• _Problem description_
Scan the entries for the string "name" and give the number of lines that have it, nothing further.

Data items
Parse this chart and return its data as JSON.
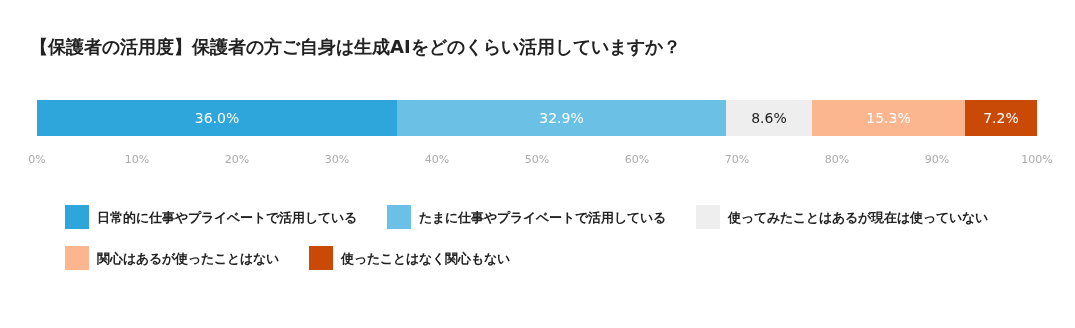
{
  "chart_data": {
    "type": "bar",
    "stacked": true,
    "orientation": "horizontal",
    "title": "【保護者の活用度】保護者の方ご自身は生成AIをどのくらい活用していますか？",
    "categories": [
      null
    ],
    "series": [
      {
        "name": "日常的に仕事やプライベートで活用している",
        "color": "#2ea6dc",
        "values": [
          36.0
        ],
        "value_labels": [
          "36.0%"
        ]
      },
      {
        "name": "たまに仕事やプライベートで活用している",
        "color": "#6bc0e5",
        "values": [
          32.9
        ],
        "value_labels": [
          "32.9%"
        ]
      },
      {
        "name": "使ってみたことはあるが現在は使っていない",
        "color": "#eeeeee",
        "values": [
          8.6
        ],
        "value_labels": [
          "8.6%"
        ]
      },
      {
        "name": "関心はあるが使ったことはない",
        "color": "#fbb58f",
        "values": [
          15.3
        ],
        "value_labels": [
          "15.3%"
        ]
      },
      {
        "name": "使ったことはなく関心もない",
        "color": "#c84a06",
        "values": [
          7.2
        ],
        "value_labels": [
          "7.2%"
        ]
      }
    ],
    "xlim": [
      0,
      100
    ],
    "xticks": [
      {
        "value": 0,
        "label": "0%"
      },
      {
        "value": 10,
        "label": "10%"
      },
      {
        "value": 20,
        "label": "20%"
      },
      {
        "value": 30,
        "label": "30%"
      },
      {
        "value": 40,
        "label": "40%"
      },
      {
        "value": 50,
        "label": "50%"
      },
      {
        "value": 60,
        "label": "60%"
      },
      {
        "value": 70,
        "label": "70%"
      },
      {
        "value": 80,
        "label": "80%"
      },
      {
        "value": 90,
        "label": "90%"
      },
      {
        "value": 100,
        "label": "100%"
      }
    ],
    "grid": false,
    "legend": "bottom"
  }
}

• _Task output_
5